Visual layout annotation data
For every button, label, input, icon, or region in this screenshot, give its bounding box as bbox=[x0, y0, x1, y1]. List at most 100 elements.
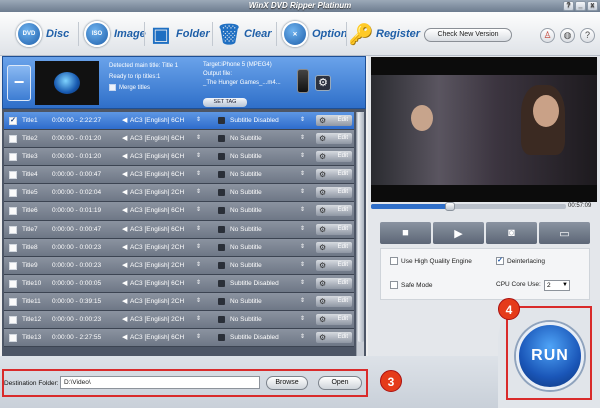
edit-button[interactable]: ⚙ Edit bbox=[316, 169, 352, 181]
subtitle-select[interactable]: No Subtitle bbox=[230, 257, 262, 274]
safe-mode-checkbox[interactable] bbox=[390, 281, 398, 289]
title-checkbox[interactable] bbox=[9, 189, 17, 198]
updown-arrow-icon[interactable]: ⇕ bbox=[196, 257, 201, 274]
subtitle-select[interactable]: No Subtitle bbox=[230, 221, 262, 238]
edit-button[interactable]: ⚙ Edit bbox=[316, 223, 352, 235]
updown-arrow-icon[interactable]: ⇕ bbox=[300, 329, 305, 346]
updown-arrow-icon[interactable]: ⇕ bbox=[196, 221, 201, 238]
title-checkbox[interactable] bbox=[9, 135, 17, 144]
title-row[interactable]: Title11 0:00:00 - 0:39:15 ◀ AC3 [English] 2… bbox=[4, 292, 354, 312]
updown-arrow-icon[interactable]: ⇕ bbox=[196, 148, 201, 165]
subtitle-select[interactable]: Subtitle Disabled bbox=[230, 112, 279, 129]
clear-button[interactable]: 🗑 Clear bbox=[216, 20, 271, 48]
title-row[interactable]: Title12 0:00:00 - 0:00:23 ◀ AC3 [English] 2… bbox=[4, 311, 354, 330]
title-checkbox[interactable] bbox=[9, 171, 17, 180]
audio-track-select[interactable]: AC3 [English] 2CH bbox=[130, 293, 184, 310]
updown-arrow-icon[interactable]: ⇕ bbox=[300, 166, 305, 183]
updown-arrow-icon[interactable]: ⇕ bbox=[196, 293, 201, 310]
updown-arrow-icon[interactable]: ⇕ bbox=[300, 202, 305, 219]
subtitle-select[interactable]: No Subtitle bbox=[230, 166, 262, 183]
audio-track-select[interactable]: AC3 [English] 2CH bbox=[130, 239, 184, 256]
title-row[interactable]: Title10 0:00:00 - 0:00:05 ◀ AC3 [English] 6… bbox=[4, 274, 354, 293]
updown-arrow-icon[interactable]: ⇕ bbox=[300, 275, 305, 292]
edit-button[interactable]: ⚙ Edit bbox=[316, 133, 352, 145]
title-row[interactable]: ✓ Title1 0:00:00 - 2:22:27 ◀ AC3 [English] 6… bbox=[4, 112, 354, 131]
updown-arrow-icon[interactable]: ⇕ bbox=[300, 311, 305, 328]
title-checkbox[interactable] bbox=[9, 316, 17, 325]
title-checkbox[interactable] bbox=[9, 153, 17, 162]
audio-track-select[interactable]: AC3 [English] 6CH bbox=[130, 202, 184, 219]
updown-arrow-icon[interactable]: ⇕ bbox=[196, 184, 201, 201]
title-checkbox[interactable] bbox=[9, 225, 17, 234]
updown-arrow-icon[interactable]: ⇕ bbox=[300, 221, 305, 238]
title-checkbox[interactable] bbox=[9, 207, 17, 216]
updown-arrow-icon[interactable]: ⇕ bbox=[300, 112, 305, 129]
title-checkbox[interactable] bbox=[9, 297, 17, 306]
title-checkbox[interactable] bbox=[9, 334, 17, 343]
title-row[interactable]: Title7 0:00:00 - 0:00:47 ◀ AC3 [English] 6C… bbox=[4, 220, 354, 239]
safe-mode-option[interactable]: Safe Mode bbox=[390, 281, 432, 289]
open-folder-icon[interactable]: ▭ bbox=[539, 222, 590, 244]
edit-button[interactable]: ⚙ Edit bbox=[316, 314, 352, 326]
audio-track-select[interactable]: AC3 [English] 2CH bbox=[130, 311, 184, 328]
audio-track-select[interactable]: AC3 [English] 6CH bbox=[130, 329, 184, 346]
subtitle-select[interactable]: No Subtitle bbox=[230, 239, 262, 256]
edit-button[interactable]: ⚙ Edit bbox=[316, 151, 352, 163]
disc-button[interactable]: DVD Disc bbox=[16, 20, 69, 48]
minimize-button[interactable]: _ bbox=[575, 1, 586, 11]
audio-track-select[interactable]: AC3 [English] 6CH bbox=[130, 112, 184, 129]
subtitle-select[interactable]: No Subtitle bbox=[230, 311, 262, 328]
updown-arrow-icon[interactable]: ⇕ bbox=[300, 257, 305, 274]
play-icon[interactable]: ▶ bbox=[433, 222, 484, 244]
title-checkbox[interactable] bbox=[9, 279, 17, 288]
subtitle-select[interactable]: No Subtitle bbox=[230, 148, 262, 165]
title-row[interactable]: Title3 0:00:00 - 0:01:20 ◀ AC3 [English] 6C… bbox=[4, 148, 354, 167]
snapshot-camera-icon[interactable]: ◙ bbox=[486, 222, 537, 244]
title-list-scrollbar[interactable] bbox=[356, 112, 364, 356]
edit-button[interactable]: ⚙ Edit bbox=[316, 187, 352, 199]
title-checkbox[interactable] bbox=[9, 261, 17, 270]
help-question-icon[interactable]: ? bbox=[580, 28, 595, 43]
subtitle-select[interactable]: No Subtitle bbox=[230, 293, 262, 310]
edit-button[interactable]: ⚙ Edit bbox=[316, 277, 352, 289]
title-row[interactable]: Title5 0:00:00 - 0:02:04 ◀ AC3 [English] 2C… bbox=[4, 184, 354, 203]
updown-arrow-icon[interactable]: ⇕ bbox=[300, 239, 305, 256]
updown-arrow-icon[interactable]: ⇕ bbox=[196, 329, 201, 346]
updown-arrow-icon[interactable]: ⇕ bbox=[300, 148, 305, 165]
updown-arrow-icon[interactable]: ⇕ bbox=[196, 130, 201, 147]
register-button[interactable]: 🔑 Register bbox=[349, 20, 420, 48]
updown-arrow-icon[interactable]: ⇕ bbox=[196, 239, 201, 256]
check-new-version-button[interactable]: Check New Version bbox=[424, 28, 512, 42]
set-tag-button[interactable]: SET TAG bbox=[203, 98, 247, 107]
title-row[interactable]: Title6 0:00:00 - 0:01:19 ◀ AC3 [English] 6C… bbox=[4, 202, 354, 221]
language-globe-icon[interactable]: ◍ bbox=[560, 28, 575, 43]
audio-track-select[interactable]: AC3 [English] 6CH bbox=[130, 130, 184, 147]
subtitle-select[interactable]: Subtitle Disabled bbox=[230, 329, 279, 346]
updown-arrow-icon[interactable]: ⇕ bbox=[196, 311, 201, 328]
option-button[interactable]: ✕ Option bbox=[282, 20, 347, 48]
folder-button[interactable]: ▣ Folder bbox=[150, 20, 210, 48]
title-row[interactable]: Title13 0:00:00 - 2:27:55 ◀ AC3 [English] 6… bbox=[4, 329, 354, 348]
audio-track-select[interactable]: AC3 [English] 2CH bbox=[130, 184, 184, 201]
subtitle-select[interactable]: No Subtitle bbox=[230, 202, 262, 219]
updown-arrow-icon[interactable]: ⇕ bbox=[196, 112, 201, 129]
subtitle-select[interactable]: Subtitle Disabled bbox=[230, 275, 279, 292]
merge-titles-option[interactable]: Merge titles bbox=[109, 83, 178, 94]
audio-track-select[interactable]: AC3 [English] 6CH bbox=[130, 221, 184, 238]
updown-arrow-icon[interactable]: ⇕ bbox=[300, 293, 305, 310]
subtitle-select[interactable]: No Subtitle bbox=[230, 184, 262, 201]
title-row[interactable]: Title8 0:00:00 - 0:00:23 ◀ AC3 [English] 2C… bbox=[4, 238, 354, 257]
scrollbar-thumb[interactable] bbox=[358, 112, 364, 342]
title-checkbox[interactable] bbox=[9, 243, 17, 252]
audio-track-select[interactable]: AC3 [English] 6CH bbox=[130, 166, 184, 183]
updown-arrow-icon[interactable]: ⇕ bbox=[196, 166, 201, 183]
updown-arrow-icon[interactable]: ⇕ bbox=[196, 202, 201, 219]
gear-icon[interactable]: ⚙ bbox=[315, 75, 331, 91]
deinterlacing-option[interactable]: ✓ Deinterlacing bbox=[496, 257, 545, 265]
audio-track-select[interactable]: AC3 [English] 2CH bbox=[130, 257, 184, 274]
title-checkbox[interactable]: ✓ bbox=[9, 117, 17, 125]
collapse-button[interactable]: − bbox=[7, 65, 31, 101]
merge-titles-checkbox[interactable] bbox=[109, 83, 116, 91]
edit-button[interactable]: ⚙ Edit bbox=[316, 332, 352, 344]
title-row[interactable]: Title4 0:00:00 - 0:00:47 ◀ AC3 [English] 6C… bbox=[4, 166, 354, 185]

TASK — Rewrite the lines of the data above as a numbered list, from the line containing "edit-button[interactable]: ⚙ Edit bbox=[316, 169, 352, 181]" through the line containing "updown-arrow-icon[interactable]: ⇕ bbox=[196, 221, 201, 238]", inclusive, with blank lines left out.

THE RESPONSE —
1. edit-button[interactable]: ⚙ Edit bbox=[316, 169, 352, 181]
2. subtitle-select[interactable]: No Subtitle bbox=[230, 257, 262, 274]
3. safe-mode-checkbox[interactable] bbox=[390, 281, 398, 289]
4. title-checkbox[interactable] bbox=[9, 189, 17, 198]
5. updown-arrow-icon[interactable]: ⇕ bbox=[196, 257, 201, 274]
6. subtitle-select[interactable]: No Subtitle bbox=[230, 221, 262, 238]
7. edit-button[interactable]: ⚙ Edit bbox=[316, 223, 352, 235]
8. updown-arrow-icon[interactable]: ⇕ bbox=[300, 329, 305, 346]
9. updown-arrow-icon[interactable]: ⇕ bbox=[196, 221, 201, 238]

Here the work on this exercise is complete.